# The exercise
The records underneath are to be repeated exactly, with the pictures left out.

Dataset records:

^^^^

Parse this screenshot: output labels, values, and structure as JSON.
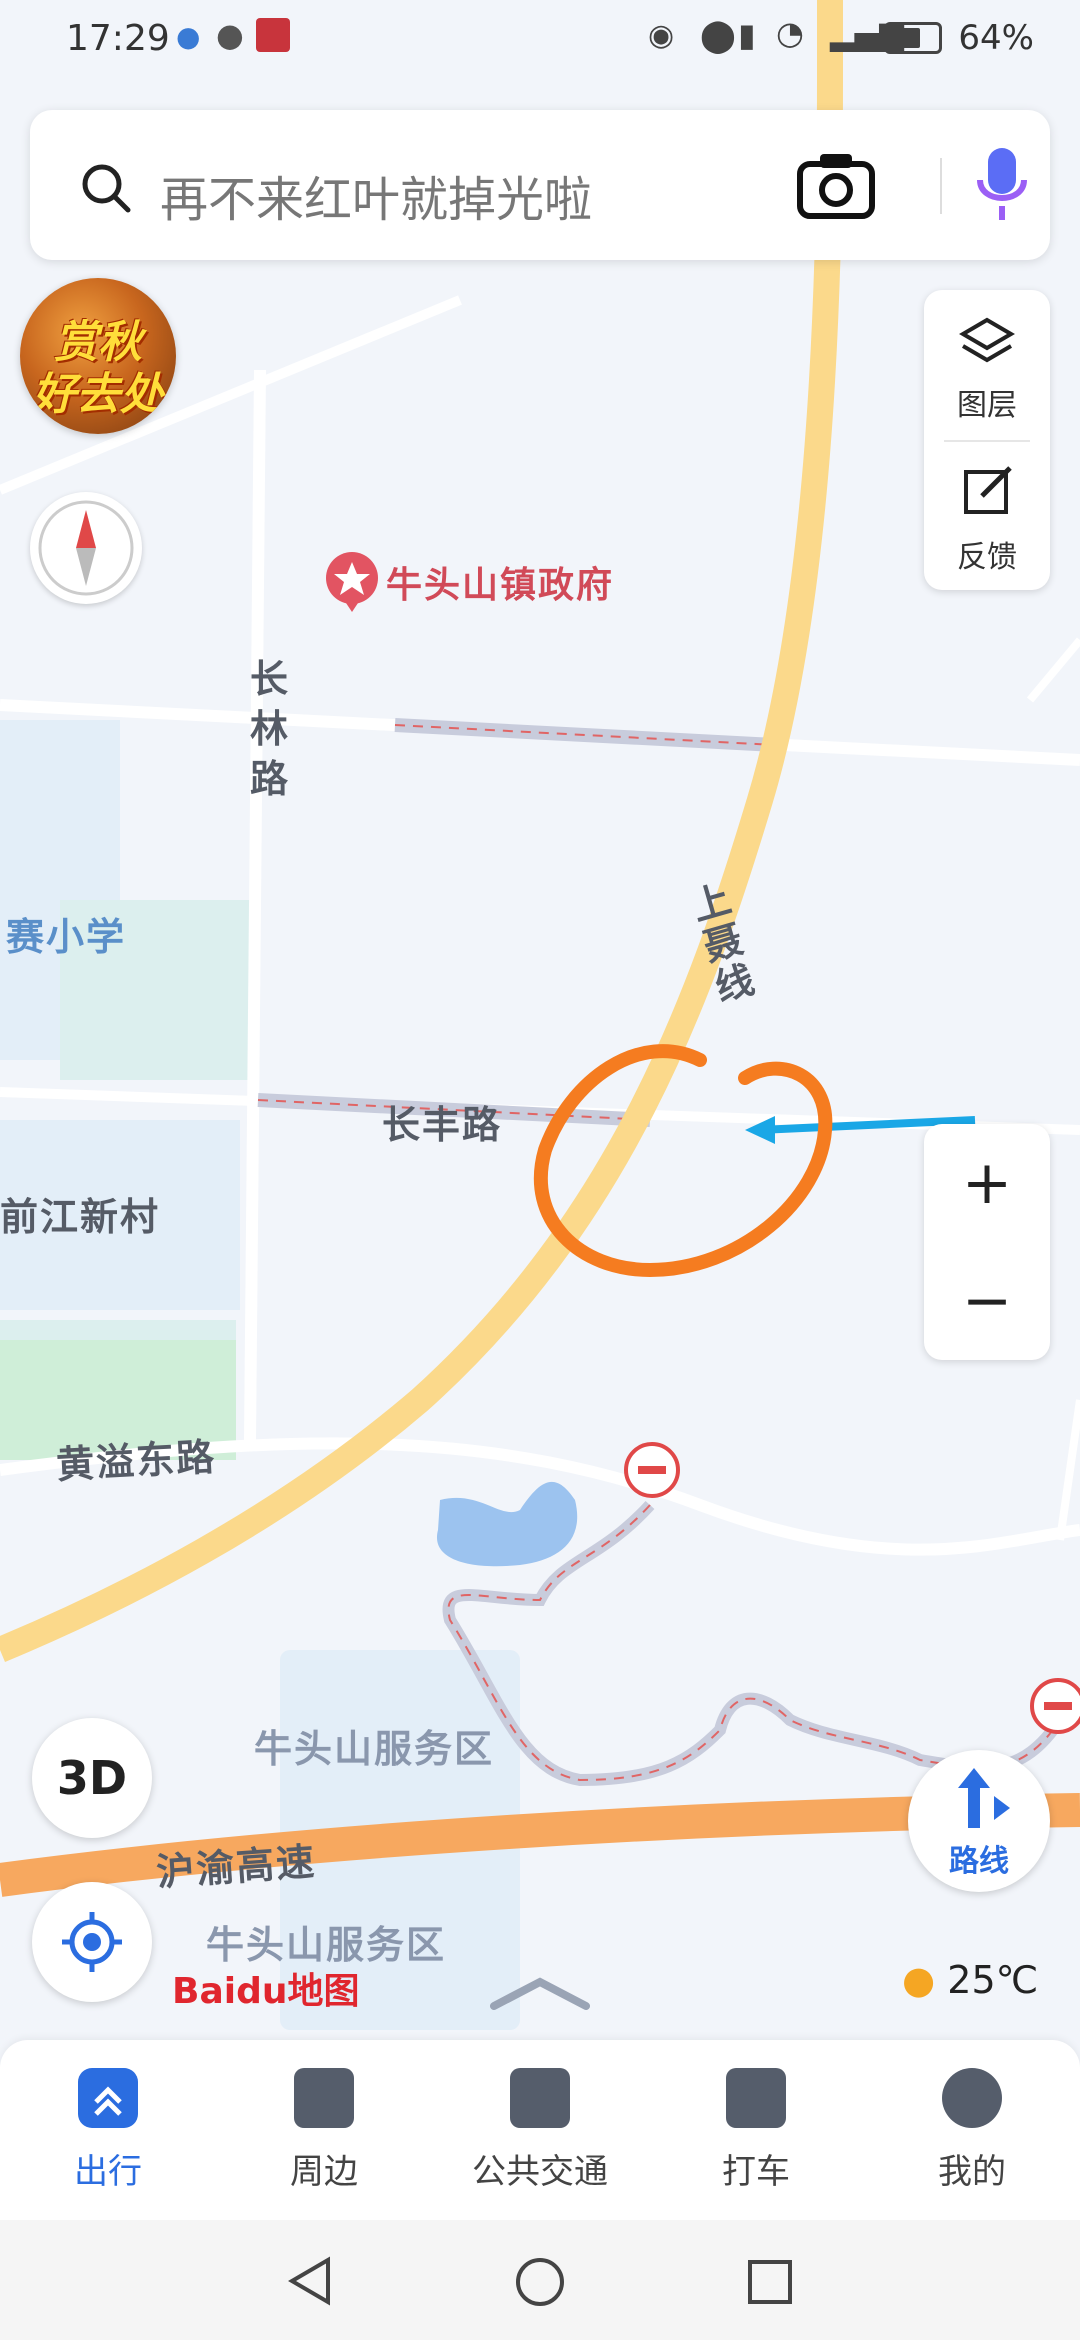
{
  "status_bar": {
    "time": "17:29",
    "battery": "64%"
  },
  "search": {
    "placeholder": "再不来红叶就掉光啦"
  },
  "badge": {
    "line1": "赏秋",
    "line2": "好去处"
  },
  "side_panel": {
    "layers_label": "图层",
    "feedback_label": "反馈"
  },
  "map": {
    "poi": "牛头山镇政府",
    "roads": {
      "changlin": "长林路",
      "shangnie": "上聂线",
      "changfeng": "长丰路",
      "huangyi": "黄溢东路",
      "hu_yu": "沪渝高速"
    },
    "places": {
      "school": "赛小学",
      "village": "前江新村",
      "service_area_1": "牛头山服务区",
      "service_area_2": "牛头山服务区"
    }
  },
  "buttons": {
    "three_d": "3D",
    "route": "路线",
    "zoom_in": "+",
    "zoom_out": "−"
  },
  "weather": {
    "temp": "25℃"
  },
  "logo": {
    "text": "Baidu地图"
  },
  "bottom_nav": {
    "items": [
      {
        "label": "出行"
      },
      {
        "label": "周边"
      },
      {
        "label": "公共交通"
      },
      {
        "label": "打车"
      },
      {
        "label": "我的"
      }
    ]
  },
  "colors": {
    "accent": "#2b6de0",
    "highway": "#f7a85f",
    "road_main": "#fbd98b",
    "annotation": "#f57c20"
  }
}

^^^^

# Final result
Parse this screenshot: output labels, values, and structure as JSON.
{
  "status_bar": {
    "time": "17:29",
    "battery": "64%"
  },
  "search": {
    "placeholder": "再不来红叶就掉光啦"
  },
  "badge": {
    "line1": "赏秋",
    "line2": "好去处"
  },
  "side_panel": {
    "layers_label": "图层",
    "feedback_label": "反馈"
  },
  "map": {
    "poi": "牛头山镇政府",
    "roads": {
      "changlin": "长林路",
      "shangnie": "上聂线",
      "changfeng": "长丰路",
      "huangyi": "黄溢东路",
      "hu_yu": "沪渝高速"
    },
    "places": {
      "school": "赛小学",
      "village": "前江新村",
      "service_area_1": "牛头山服务区",
      "service_area_2": "牛头山服务区"
    }
  },
  "buttons": {
    "three_d": "3D",
    "route": "路线",
    "zoom_in": "+",
    "zoom_out": "−"
  },
  "weather": {
    "temp": "25℃"
  },
  "logo": {
    "text": "Baidu地图"
  },
  "bottom_nav": {
    "items": [
      {
        "label": "出行"
      },
      {
        "label": "周边"
      },
      {
        "label": "公共交通"
      },
      {
        "label": "打车"
      },
      {
        "label": "我的"
      }
    ]
  },
  "colors": {
    "accent": "#2b6de0",
    "highway": "#f7a85f",
    "road_main": "#fbd98b",
    "annotation": "#f57c20"
  }
}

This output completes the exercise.